Show all lines holding the string "page".
>> Begin
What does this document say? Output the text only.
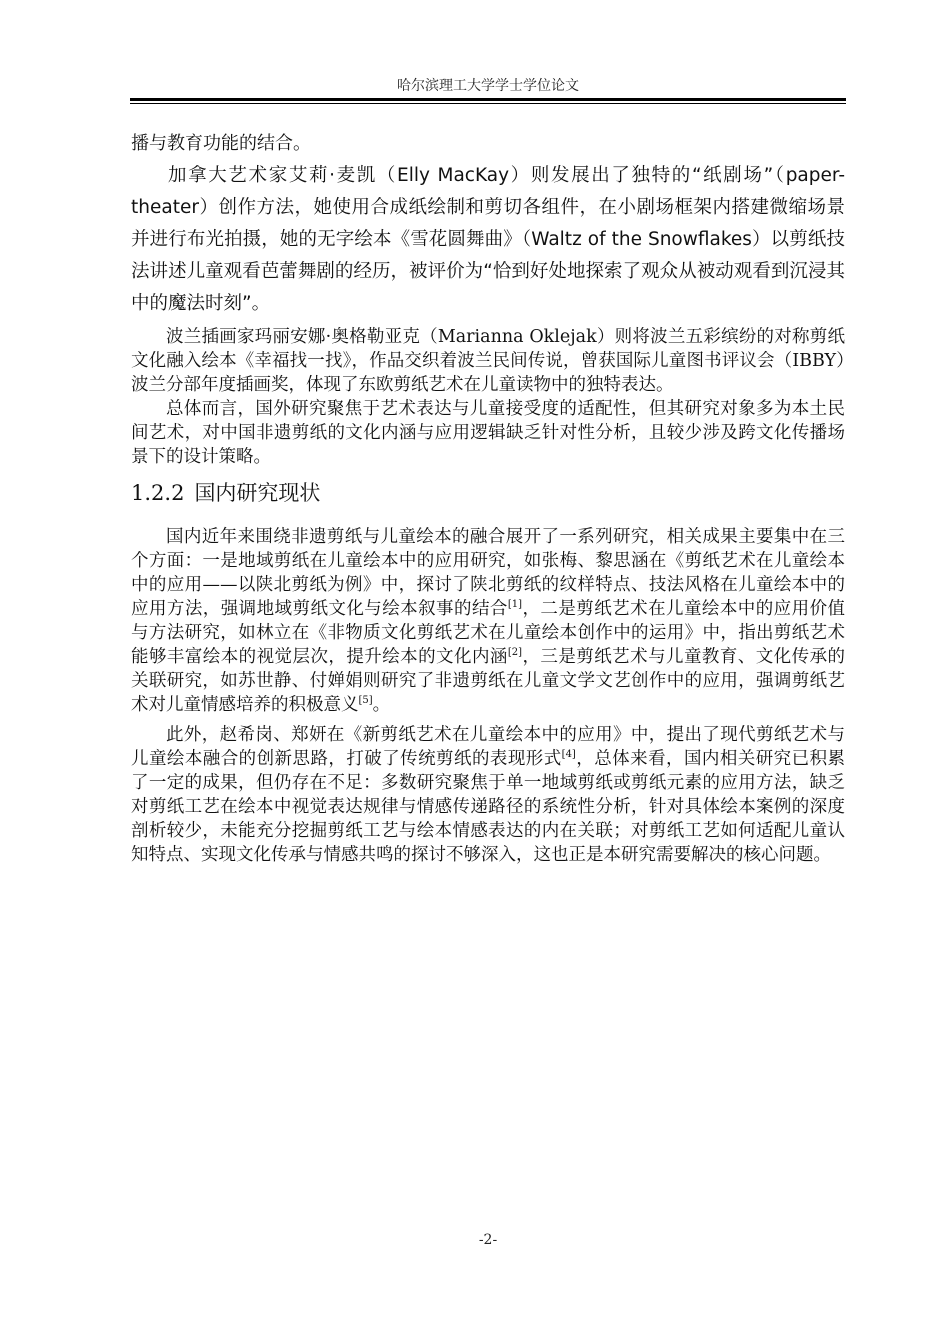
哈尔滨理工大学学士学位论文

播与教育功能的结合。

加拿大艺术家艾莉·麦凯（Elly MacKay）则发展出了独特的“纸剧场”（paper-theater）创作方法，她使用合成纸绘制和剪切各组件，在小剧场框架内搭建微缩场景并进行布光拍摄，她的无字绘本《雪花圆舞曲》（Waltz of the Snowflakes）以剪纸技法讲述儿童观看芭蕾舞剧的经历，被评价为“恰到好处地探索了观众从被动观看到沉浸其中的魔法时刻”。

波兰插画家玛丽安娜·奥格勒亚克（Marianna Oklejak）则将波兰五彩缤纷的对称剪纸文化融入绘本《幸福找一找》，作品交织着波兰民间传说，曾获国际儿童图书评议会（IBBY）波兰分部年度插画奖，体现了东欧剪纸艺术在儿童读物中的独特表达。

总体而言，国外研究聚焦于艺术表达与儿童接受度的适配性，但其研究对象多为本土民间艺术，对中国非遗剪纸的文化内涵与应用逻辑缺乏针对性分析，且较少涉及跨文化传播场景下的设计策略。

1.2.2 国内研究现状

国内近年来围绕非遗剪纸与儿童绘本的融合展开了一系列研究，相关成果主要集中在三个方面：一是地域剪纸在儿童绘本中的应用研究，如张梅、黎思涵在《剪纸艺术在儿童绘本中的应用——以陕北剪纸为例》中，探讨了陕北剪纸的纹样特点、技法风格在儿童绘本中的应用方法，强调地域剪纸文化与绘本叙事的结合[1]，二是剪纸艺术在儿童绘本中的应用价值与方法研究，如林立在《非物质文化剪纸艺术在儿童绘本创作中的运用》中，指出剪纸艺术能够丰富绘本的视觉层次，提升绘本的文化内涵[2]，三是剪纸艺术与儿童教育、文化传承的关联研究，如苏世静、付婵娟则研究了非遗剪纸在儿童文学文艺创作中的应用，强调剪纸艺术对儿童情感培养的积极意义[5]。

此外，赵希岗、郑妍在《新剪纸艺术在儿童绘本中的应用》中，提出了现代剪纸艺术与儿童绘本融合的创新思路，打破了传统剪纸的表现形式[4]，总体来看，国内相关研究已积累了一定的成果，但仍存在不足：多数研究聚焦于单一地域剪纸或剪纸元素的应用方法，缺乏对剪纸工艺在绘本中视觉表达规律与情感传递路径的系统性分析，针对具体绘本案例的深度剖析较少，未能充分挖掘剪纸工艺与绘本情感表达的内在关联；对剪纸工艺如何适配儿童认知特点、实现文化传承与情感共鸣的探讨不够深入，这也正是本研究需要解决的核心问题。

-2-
>> End
>> Begin
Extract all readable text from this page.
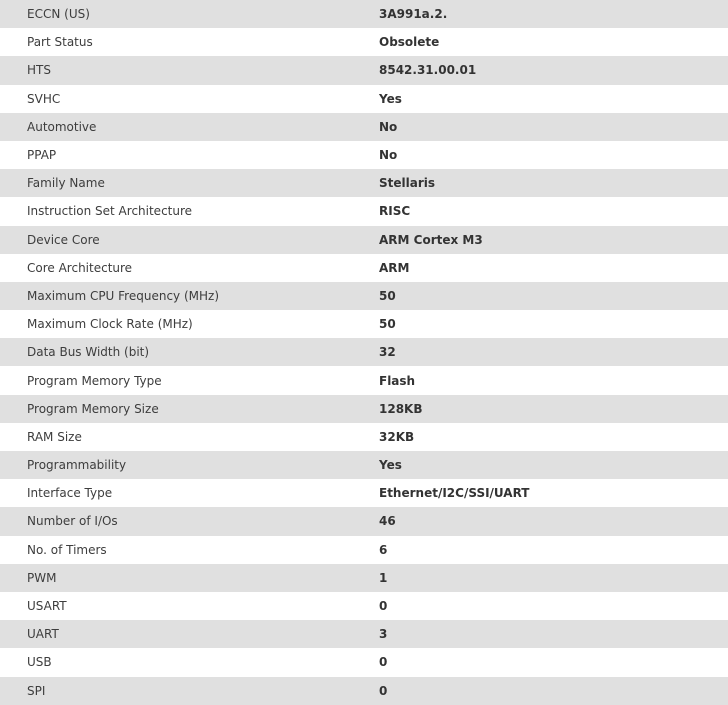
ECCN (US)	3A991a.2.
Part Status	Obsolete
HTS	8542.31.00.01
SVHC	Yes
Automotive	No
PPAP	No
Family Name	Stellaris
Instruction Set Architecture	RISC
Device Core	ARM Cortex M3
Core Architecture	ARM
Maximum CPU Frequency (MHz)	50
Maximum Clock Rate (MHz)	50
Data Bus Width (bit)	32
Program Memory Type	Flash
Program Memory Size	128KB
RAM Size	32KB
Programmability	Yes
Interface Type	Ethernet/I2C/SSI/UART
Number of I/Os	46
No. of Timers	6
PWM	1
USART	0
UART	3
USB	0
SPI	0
>> End
>> Begin
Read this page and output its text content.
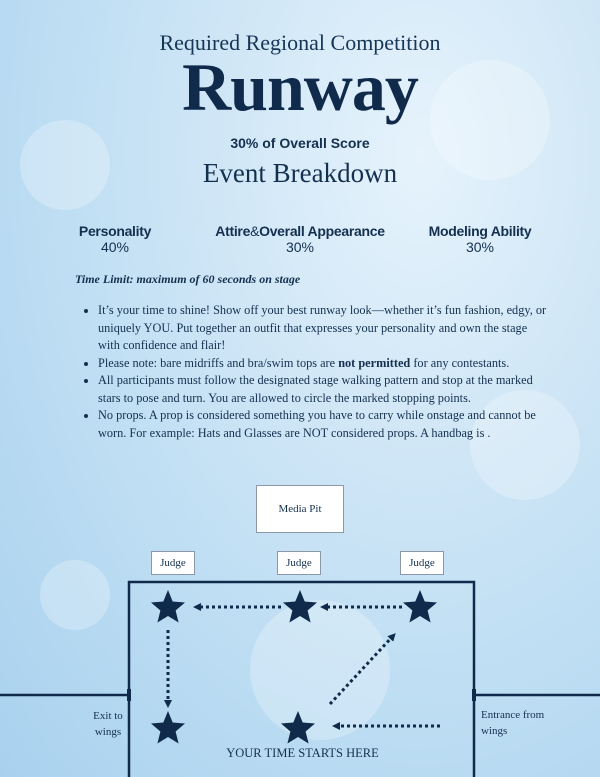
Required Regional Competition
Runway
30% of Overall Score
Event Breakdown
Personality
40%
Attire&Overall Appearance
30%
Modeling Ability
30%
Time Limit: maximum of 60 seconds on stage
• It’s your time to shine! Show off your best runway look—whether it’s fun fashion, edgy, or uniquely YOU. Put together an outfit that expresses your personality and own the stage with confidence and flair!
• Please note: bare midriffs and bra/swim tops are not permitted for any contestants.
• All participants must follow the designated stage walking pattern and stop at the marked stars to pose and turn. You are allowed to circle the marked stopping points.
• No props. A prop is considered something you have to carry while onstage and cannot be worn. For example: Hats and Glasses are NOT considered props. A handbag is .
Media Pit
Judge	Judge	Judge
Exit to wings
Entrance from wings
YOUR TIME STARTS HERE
>> End
> Correct result
Extract all readable text from this page.
Read this page and output its text content.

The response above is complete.